▶ **WORK REQUIRED**: Find the lines that contain the word "Sınav" and copy each one.

▶ **PROVIDED INFORMATION**:
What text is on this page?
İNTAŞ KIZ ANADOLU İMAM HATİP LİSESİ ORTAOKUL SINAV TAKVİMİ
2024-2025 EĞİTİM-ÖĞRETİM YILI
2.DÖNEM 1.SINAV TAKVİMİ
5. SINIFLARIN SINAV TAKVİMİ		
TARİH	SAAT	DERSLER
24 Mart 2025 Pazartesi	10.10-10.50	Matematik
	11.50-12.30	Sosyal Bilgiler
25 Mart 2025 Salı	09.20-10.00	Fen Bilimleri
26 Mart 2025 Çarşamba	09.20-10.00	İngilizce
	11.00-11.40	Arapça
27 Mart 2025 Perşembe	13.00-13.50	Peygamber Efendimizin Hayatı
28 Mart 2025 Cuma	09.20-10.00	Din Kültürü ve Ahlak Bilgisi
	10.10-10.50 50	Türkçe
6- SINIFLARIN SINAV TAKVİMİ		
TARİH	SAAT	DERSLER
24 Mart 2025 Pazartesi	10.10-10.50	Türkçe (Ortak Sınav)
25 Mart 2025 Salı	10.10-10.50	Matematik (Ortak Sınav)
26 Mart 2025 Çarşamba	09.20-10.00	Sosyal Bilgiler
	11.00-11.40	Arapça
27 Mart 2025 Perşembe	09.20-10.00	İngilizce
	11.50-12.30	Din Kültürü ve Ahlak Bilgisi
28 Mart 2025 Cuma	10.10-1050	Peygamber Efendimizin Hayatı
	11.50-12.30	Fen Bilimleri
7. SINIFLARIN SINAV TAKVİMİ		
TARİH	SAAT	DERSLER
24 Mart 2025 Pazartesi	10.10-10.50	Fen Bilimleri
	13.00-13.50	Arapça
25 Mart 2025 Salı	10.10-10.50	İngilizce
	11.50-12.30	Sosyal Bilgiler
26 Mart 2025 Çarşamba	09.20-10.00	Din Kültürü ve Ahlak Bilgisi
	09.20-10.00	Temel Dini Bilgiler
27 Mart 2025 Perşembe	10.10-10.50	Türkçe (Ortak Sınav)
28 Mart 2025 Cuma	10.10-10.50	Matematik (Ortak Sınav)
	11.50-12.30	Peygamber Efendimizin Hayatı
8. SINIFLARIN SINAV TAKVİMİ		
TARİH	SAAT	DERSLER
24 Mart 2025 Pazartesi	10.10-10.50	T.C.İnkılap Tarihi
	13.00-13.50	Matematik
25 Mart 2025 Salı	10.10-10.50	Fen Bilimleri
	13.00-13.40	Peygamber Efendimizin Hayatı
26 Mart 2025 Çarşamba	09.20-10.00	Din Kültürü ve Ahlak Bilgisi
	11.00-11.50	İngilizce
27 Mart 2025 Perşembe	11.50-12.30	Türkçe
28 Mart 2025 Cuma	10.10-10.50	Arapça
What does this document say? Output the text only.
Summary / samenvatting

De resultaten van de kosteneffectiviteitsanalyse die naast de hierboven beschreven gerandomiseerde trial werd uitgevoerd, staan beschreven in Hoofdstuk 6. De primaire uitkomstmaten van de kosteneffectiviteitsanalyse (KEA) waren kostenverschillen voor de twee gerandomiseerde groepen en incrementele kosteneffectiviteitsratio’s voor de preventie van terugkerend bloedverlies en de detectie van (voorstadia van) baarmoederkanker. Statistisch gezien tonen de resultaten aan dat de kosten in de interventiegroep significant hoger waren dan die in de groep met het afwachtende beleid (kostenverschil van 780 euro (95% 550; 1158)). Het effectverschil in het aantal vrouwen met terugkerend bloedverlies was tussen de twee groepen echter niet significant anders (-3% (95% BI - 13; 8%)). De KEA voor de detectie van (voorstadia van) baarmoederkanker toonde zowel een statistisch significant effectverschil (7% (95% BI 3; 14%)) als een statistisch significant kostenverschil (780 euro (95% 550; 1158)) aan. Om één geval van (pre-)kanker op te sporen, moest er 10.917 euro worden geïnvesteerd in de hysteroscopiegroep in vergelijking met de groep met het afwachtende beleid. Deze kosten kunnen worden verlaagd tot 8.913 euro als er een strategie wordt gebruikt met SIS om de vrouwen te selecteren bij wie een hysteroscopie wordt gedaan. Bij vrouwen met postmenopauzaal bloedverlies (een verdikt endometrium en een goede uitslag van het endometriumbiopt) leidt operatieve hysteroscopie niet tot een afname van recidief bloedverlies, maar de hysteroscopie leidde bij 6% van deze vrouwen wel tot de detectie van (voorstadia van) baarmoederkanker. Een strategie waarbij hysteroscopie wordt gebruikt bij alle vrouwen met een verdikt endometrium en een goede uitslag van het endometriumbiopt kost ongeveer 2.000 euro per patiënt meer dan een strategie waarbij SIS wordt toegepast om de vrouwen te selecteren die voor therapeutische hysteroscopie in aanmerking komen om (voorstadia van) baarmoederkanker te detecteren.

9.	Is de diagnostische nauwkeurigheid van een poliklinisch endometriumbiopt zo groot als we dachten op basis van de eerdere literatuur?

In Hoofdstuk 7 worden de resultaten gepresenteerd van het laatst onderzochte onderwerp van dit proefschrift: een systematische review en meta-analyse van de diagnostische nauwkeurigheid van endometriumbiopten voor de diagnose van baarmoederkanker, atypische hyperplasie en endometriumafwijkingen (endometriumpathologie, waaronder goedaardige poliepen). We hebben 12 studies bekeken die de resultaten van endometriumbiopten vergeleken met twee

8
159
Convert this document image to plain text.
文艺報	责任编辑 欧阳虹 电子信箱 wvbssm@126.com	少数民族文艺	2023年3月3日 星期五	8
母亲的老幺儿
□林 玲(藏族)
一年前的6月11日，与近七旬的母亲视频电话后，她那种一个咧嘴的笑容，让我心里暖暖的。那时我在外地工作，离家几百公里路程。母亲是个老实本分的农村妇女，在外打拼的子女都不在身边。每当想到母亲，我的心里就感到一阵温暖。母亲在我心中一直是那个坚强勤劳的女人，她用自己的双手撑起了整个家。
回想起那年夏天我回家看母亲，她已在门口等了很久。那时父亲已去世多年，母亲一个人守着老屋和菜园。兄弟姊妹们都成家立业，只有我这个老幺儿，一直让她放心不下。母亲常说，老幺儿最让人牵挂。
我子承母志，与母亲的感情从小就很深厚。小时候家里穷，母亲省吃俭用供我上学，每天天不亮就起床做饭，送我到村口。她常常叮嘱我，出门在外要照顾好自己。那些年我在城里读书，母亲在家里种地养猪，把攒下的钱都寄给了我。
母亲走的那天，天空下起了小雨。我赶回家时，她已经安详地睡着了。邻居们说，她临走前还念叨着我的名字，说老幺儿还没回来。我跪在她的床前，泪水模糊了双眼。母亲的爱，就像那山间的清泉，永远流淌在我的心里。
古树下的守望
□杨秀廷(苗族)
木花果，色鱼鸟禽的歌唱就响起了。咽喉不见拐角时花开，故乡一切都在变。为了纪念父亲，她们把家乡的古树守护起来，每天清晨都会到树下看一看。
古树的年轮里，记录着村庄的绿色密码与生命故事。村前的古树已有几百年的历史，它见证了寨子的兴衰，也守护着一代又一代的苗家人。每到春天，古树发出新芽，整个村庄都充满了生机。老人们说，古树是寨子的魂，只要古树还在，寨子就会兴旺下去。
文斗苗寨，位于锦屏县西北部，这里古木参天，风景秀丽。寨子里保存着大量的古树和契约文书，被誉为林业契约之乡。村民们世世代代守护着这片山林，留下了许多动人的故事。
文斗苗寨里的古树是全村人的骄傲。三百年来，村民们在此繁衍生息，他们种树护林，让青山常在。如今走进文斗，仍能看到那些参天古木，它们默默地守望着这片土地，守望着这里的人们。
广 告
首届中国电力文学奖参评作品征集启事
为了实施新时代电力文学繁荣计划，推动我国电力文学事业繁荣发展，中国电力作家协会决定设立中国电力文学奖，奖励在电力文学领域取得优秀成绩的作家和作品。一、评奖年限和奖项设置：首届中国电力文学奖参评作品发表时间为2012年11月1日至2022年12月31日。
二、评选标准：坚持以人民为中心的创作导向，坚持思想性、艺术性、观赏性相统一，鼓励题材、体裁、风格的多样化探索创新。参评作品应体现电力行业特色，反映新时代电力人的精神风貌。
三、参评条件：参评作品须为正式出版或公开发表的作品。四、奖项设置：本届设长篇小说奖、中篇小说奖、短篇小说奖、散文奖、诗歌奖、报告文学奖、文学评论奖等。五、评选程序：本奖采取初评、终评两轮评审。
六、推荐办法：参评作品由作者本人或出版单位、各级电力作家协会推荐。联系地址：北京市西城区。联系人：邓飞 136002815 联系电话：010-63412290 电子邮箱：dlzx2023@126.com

▶ **OUTPUT BELOW**:
24 Mart 2025 Pazartesi	10.10-10.50	Türkçe (Ortak Sınav)
25 Mart 2025 Salı	10.10-10.50	Matematik (Ortak Sınav)
27 Mart 2025 Perşembe	10.10-10.50	Türkçe (Ortak Sınav)
28 Mart 2025 Cuma	10.10-10.50	Matematik (Ortak Sınav)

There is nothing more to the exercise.